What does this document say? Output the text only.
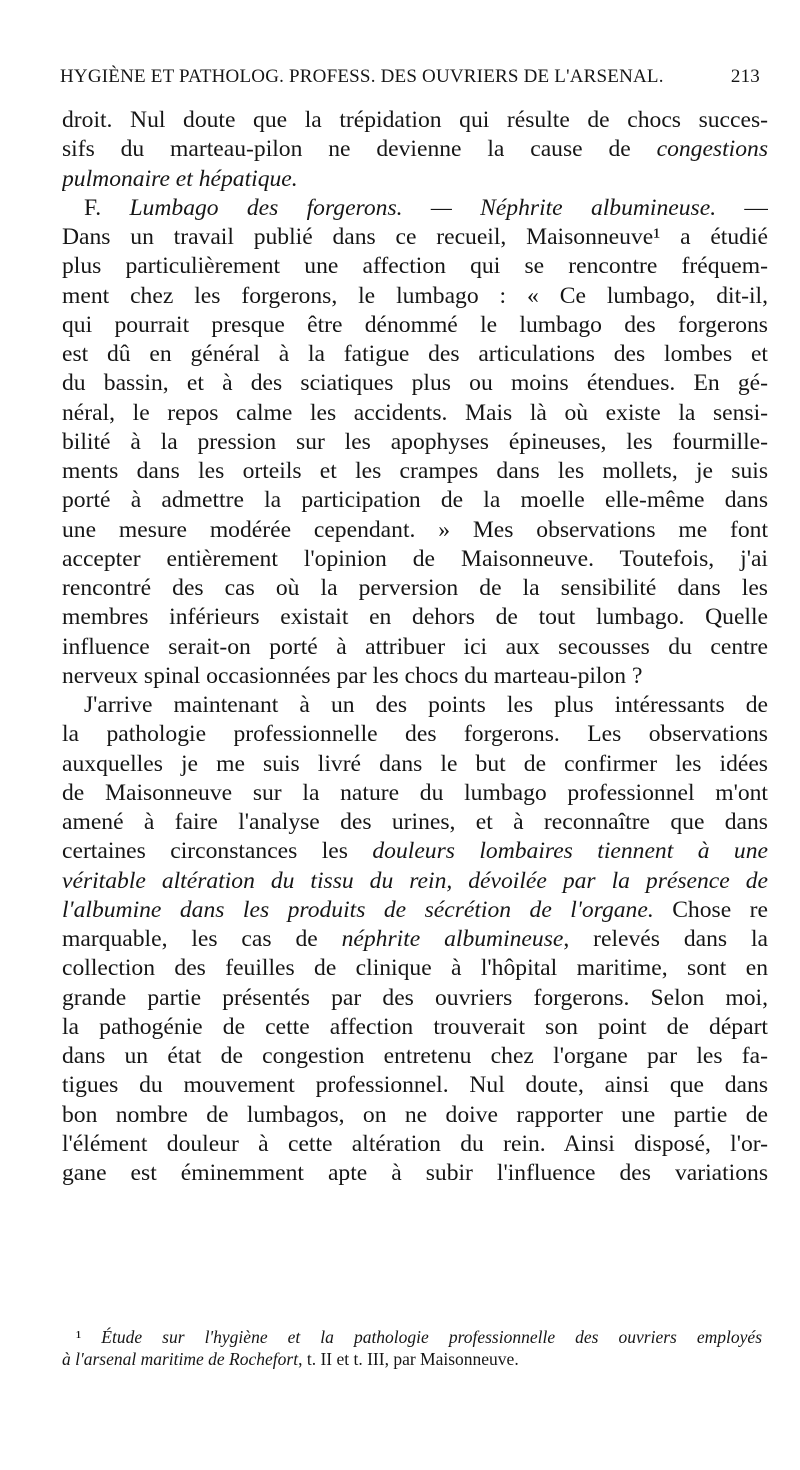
HYGIÈNE ET PATHOLOG. PROFESS. DES OUVRIERS DE L'ARSENAL.	213
droit. Nul doute que la trépidation qui résulte de chocs succes-
sifs du marteau-pilon ne devienne la cause de congestions
pulmonaire et hépatique.
F. Lumbago des forgerons. — Néphrite albumineuse. —
Dans un travail publié dans ce recueil, Maisonneuve¹ a étudié
plus particulièrement une affection qui se rencontre fréquem-
ment chez les forgerons, le lumbago : « Ce lumbago, dit-il,
qui pourrait presque être dénommé le lumbago des forgerons
est dû en général à la fatigue des articulations des lombes et
du bassin, et à des sciatiques plus ou moins étendues. En gé-
néral, le repos calme les accidents. Mais là où existe la sensi-
bilité à la pression sur les apophyses épineuses, les fourmille-
ments dans les orteils et les crampes dans les mollets, je suis
porté à admettre la participation de la moelle elle-même dans
une mesure modérée cependant. » Mes observations me font
accepter entièrement l'opinion de Maisonneuve. Toutefois, j'ai
rencontré des cas où la perversion de la sensibilité dans les
membres inférieurs existait en dehors de tout lumbago. Quelle
influence serait-on porté à attribuer ici aux secousses du centre
nerveux spinal occasionnées par les chocs du marteau-pilon ?
J'arrive maintenant à un des points les plus intéressants de
la pathologie professionnelle des forgerons. Les observations
auxquelles je me suis livré dans le but de confirmer les idées
de Maisonneuve sur la nature du lumbago professionnel m'ont
amené à faire l'analyse des urines, et à reconnaître que dans
certaines circonstances les douleurs lombaires tiennent à une
véritable altération du tissu du rein, dévoilée par la présence de
l'albumine dans les produits de sécrétion de l'organe. Chose re
marquable, les cas de néphrite albumineuse, relevés dans la
collection des feuilles de clinique à l'hôpital maritime, sont en
grande partie présentés par des ouvriers forgerons. Selon moi,
la pathogénie de cette affection trouverait son point de départ
dans un état de congestion entretenu chez l'organe par les fa-
tigues du mouvement professionnel. Nul doute, ainsi que dans
bon nombre de lumbagos, on ne doive rapporter une partie de
l'élément douleur à cette altération du rein. Ainsi disposé, l'or-
gane est éminemment apte à subir l'influence des variations
¹ Étude sur l'hygiène et la pathologie professionnelle des ouvriers employés
à l'arsenal maritime de Rochefort, t. II et t. III, par Maisonneuve.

▶ [Task description]: Repeat the listing in full and exactly. Do not include any images.

▶ [Completed task]:
What does this document say? Output the text only.
HYGIÈNE ET PATHOLOG. PROFESS. DES OUVRIERS DE L'ARSENAL.	213
droit. Nul doute que la trépidation qui résulte de chocs succes-
sifs du marteau-pilon ne devienne la cause de congestions
pulmonaire et hépatique.
F. Lumbago des forgerons. — Néphrite albumineuse. —
Dans un travail publié dans ce recueil, Maisonneuve¹ a étudié
plus particulièrement une affection qui se rencontre fréquem-
ment chez les forgerons, le lumbago : « Ce lumbago, dit-il,
qui pourrait presque être dénommé le lumbago des forgerons
est dû en général à la fatigue des articulations des lombes et
du bassin, et à des sciatiques plus ou moins étendues. En gé-
néral, le repos calme les accidents. Mais là où existe la sensi-
bilité à la pression sur les apophyses épineuses, les fourmille-
ments dans les orteils et les crampes dans les mollets, je suis
porté à admettre la participation de la moelle elle-même dans
une mesure modérée cependant. » Mes observations me font
accepter entièrement l'opinion de Maisonneuve. Toutefois, j'ai
rencontré des cas où la perversion de la sensibilité dans les
membres inférieurs existait en dehors de tout lumbago. Quelle
influence serait-on porté à attribuer ici aux secousses du centre
nerveux spinal occasionnées par les chocs du marteau-pilon ?
J'arrive maintenant à un des points les plus intéressants de
la pathologie professionnelle des forgerons. Les observations
auxquelles je me suis livré dans le but de confirmer les idées
de Maisonneuve sur la nature du lumbago professionnel m'ont
amené à faire l'analyse des urines, et à reconnaître que dans
certaines circonstances les douleurs lombaires tiennent à une
véritable altération du tissu du rein, dévoilée par la présence de
l'albumine dans les produits de sécrétion de l'organe. Chose re
marquable, les cas de néphrite albumineuse, relevés dans la
collection des feuilles de clinique à l'hôpital maritime, sont en
grande partie présentés par des ouvriers forgerons. Selon moi,
la pathogénie de cette affection trouverait son point de départ
dans un état de congestion entretenu chez l'organe par les fa-
tigues du mouvement professionnel. Nul doute, ainsi que dans
bon nombre de lumbagos, on ne doive rapporter une partie de
l'élément douleur à cette altération du rein. Ainsi disposé, l'or-
gane est éminemment apte à subir l'influence des variations
¹ Étude sur l'hygiène et la pathologie professionnelle des ouvriers employés
à l'arsenal maritime de Rochefort, t. II et t. III, par Maisonneuve.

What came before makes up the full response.